━━ AVAILABLE RECORDS

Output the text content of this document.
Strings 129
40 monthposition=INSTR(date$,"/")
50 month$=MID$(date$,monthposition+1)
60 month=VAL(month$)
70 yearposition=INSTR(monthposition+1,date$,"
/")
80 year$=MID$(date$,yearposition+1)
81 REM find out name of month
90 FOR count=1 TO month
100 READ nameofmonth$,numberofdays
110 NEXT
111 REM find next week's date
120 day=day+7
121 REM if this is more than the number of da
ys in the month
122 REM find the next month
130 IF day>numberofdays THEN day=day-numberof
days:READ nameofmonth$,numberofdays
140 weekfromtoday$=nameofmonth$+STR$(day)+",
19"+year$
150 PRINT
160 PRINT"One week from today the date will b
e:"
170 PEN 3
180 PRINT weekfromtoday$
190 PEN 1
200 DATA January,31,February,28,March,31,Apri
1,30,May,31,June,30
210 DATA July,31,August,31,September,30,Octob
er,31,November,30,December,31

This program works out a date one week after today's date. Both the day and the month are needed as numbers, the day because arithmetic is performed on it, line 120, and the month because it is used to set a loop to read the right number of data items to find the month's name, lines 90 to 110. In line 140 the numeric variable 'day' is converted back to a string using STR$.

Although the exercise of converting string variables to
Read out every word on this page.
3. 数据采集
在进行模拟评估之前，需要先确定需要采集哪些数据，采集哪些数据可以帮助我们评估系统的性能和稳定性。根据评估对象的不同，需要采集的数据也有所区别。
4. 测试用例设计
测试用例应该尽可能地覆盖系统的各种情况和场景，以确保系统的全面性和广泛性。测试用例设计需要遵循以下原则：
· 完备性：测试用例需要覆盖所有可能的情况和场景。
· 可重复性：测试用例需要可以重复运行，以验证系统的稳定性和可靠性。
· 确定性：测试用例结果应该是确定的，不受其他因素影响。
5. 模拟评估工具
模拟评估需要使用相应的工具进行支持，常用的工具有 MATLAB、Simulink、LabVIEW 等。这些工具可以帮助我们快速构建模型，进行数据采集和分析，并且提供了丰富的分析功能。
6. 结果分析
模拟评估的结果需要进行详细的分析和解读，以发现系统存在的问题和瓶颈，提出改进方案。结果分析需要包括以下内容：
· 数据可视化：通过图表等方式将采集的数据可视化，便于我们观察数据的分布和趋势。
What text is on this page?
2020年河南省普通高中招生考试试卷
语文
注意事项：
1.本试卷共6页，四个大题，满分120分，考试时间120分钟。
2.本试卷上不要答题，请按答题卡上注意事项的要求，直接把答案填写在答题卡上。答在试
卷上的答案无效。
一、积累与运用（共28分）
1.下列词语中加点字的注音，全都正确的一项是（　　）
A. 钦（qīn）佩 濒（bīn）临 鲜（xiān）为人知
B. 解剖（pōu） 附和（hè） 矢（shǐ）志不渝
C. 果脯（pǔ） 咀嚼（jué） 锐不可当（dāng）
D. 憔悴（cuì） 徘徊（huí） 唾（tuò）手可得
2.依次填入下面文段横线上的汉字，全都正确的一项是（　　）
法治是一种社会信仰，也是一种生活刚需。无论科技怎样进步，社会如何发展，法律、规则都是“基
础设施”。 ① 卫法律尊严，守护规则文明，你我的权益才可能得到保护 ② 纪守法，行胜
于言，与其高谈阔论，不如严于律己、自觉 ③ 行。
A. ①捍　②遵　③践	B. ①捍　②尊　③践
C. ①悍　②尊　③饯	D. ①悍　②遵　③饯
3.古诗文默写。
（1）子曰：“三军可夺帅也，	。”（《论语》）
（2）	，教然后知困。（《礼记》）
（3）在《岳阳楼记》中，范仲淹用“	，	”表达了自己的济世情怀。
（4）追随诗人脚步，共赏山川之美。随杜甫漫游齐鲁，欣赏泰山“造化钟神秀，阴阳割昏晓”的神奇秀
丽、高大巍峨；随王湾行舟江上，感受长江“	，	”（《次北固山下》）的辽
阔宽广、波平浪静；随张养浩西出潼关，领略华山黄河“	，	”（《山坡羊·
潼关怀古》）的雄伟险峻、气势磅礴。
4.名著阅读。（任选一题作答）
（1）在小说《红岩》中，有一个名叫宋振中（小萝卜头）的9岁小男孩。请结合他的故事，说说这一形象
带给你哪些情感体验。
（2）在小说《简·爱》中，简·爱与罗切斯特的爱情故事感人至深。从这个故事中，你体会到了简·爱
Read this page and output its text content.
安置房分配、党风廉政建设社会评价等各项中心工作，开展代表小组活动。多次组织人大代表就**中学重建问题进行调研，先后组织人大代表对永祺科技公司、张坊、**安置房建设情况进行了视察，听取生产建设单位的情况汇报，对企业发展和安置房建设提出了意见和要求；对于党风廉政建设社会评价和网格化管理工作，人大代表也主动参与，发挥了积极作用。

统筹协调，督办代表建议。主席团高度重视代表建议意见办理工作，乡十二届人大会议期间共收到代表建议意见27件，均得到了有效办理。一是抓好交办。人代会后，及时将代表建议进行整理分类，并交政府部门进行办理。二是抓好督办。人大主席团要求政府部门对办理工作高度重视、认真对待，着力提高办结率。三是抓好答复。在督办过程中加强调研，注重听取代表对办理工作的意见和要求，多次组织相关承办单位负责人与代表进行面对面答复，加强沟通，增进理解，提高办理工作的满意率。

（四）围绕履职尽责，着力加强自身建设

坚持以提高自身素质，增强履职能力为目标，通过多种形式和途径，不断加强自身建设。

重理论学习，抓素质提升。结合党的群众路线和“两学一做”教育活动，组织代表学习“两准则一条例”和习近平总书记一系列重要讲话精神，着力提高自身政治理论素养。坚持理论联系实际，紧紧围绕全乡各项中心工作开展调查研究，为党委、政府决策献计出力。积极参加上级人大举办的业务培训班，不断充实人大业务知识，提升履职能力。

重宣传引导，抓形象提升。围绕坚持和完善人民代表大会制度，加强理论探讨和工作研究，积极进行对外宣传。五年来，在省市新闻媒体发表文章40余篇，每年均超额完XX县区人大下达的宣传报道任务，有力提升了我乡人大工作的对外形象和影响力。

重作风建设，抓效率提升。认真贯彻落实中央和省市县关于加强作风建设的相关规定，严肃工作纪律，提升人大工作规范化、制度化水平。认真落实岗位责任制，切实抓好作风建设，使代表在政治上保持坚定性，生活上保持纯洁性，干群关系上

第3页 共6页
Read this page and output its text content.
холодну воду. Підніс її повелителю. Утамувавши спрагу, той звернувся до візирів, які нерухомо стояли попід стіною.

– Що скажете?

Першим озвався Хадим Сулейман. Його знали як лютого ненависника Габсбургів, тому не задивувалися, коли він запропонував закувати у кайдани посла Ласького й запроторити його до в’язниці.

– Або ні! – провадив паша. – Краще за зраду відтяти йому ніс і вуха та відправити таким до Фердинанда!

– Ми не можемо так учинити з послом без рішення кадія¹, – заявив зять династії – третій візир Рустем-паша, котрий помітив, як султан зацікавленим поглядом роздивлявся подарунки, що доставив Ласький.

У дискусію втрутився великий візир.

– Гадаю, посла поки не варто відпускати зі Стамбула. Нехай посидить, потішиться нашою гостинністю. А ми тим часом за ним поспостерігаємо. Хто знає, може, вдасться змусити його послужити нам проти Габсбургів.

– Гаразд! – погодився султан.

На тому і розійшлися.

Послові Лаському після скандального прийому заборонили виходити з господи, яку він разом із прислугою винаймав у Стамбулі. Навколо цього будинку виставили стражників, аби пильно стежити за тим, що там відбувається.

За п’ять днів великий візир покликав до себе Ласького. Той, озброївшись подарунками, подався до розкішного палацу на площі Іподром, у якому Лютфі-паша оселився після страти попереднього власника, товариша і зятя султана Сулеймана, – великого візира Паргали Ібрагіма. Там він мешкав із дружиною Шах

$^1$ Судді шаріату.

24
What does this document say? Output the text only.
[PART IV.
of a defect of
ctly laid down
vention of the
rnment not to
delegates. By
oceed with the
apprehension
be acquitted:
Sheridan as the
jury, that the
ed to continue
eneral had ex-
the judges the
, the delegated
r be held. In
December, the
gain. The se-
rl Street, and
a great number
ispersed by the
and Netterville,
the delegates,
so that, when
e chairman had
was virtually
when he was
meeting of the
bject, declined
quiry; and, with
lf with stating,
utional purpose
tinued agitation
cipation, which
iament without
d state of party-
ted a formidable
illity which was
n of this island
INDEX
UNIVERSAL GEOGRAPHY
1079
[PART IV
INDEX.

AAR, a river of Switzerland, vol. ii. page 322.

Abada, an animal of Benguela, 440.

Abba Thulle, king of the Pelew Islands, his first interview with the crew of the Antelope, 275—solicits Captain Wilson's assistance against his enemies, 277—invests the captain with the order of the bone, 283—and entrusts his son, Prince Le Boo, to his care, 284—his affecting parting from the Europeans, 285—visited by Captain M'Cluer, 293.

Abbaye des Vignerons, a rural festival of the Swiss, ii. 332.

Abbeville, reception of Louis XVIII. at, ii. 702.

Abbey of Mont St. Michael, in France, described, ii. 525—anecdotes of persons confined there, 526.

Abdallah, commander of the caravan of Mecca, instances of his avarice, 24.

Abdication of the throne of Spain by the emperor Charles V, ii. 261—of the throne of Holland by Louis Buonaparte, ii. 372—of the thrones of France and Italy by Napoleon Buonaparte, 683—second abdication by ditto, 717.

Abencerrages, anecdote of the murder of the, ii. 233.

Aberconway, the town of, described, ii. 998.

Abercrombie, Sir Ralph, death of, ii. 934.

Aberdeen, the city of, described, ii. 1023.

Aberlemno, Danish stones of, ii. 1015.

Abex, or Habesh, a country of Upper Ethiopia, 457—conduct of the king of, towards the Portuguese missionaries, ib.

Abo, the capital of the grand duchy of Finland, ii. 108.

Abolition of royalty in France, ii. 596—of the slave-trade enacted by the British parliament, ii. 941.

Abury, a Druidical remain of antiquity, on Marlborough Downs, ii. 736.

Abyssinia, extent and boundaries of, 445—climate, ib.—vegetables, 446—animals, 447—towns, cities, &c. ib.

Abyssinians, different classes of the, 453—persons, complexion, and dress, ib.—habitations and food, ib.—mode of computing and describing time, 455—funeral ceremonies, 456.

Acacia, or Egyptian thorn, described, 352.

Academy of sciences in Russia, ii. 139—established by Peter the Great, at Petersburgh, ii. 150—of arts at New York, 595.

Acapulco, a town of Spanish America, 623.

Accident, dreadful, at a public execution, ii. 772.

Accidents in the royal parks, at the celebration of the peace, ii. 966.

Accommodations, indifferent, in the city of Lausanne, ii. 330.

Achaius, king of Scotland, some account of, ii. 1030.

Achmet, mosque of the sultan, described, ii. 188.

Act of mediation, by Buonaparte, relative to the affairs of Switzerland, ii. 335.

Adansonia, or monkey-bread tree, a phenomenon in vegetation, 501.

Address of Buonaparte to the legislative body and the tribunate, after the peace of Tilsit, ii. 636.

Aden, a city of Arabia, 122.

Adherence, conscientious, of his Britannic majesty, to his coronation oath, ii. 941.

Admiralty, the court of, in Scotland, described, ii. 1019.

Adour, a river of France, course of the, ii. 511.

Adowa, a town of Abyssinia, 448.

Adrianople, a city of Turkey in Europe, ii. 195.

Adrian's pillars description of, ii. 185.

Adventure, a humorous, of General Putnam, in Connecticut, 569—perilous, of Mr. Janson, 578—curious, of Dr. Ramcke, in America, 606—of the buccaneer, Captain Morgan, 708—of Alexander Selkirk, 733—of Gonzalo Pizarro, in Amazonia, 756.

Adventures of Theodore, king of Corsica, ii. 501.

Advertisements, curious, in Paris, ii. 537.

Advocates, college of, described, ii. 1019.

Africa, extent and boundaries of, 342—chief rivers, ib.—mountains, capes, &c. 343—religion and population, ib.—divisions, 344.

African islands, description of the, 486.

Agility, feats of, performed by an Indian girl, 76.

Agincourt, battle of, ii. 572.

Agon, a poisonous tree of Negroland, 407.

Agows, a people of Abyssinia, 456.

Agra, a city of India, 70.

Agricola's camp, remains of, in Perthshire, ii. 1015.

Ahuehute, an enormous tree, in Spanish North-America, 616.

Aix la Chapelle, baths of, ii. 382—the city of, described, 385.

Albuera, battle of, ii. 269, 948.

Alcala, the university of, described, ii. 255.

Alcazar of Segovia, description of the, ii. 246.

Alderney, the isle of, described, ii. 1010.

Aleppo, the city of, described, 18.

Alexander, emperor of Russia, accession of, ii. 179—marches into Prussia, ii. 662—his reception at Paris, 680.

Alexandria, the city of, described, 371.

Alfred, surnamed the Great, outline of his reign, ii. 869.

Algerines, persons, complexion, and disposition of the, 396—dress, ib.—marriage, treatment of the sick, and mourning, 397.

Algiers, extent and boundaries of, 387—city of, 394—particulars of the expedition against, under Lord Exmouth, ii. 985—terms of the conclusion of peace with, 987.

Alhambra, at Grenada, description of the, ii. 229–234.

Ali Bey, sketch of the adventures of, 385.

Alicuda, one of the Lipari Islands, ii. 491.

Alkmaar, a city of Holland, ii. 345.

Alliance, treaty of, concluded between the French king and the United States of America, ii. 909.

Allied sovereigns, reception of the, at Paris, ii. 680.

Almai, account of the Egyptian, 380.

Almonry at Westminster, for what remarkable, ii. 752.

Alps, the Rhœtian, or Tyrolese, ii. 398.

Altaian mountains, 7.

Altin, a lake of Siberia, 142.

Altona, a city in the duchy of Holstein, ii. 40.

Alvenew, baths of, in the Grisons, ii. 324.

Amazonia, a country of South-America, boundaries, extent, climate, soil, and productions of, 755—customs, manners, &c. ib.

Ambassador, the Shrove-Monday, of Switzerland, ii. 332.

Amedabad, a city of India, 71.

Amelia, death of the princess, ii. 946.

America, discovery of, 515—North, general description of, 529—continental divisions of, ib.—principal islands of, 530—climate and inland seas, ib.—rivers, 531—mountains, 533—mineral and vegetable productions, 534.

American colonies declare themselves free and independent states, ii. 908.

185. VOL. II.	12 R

━━━━

-- OBJECTIVE --
Where a line above includes "baths", copy that line.

-- CORRECT RESPONSE --
Aix la Chapelle, baths of, ii. 382—the city of, described, 385.
Alvenew, baths of, in the Grisons, ii. 324.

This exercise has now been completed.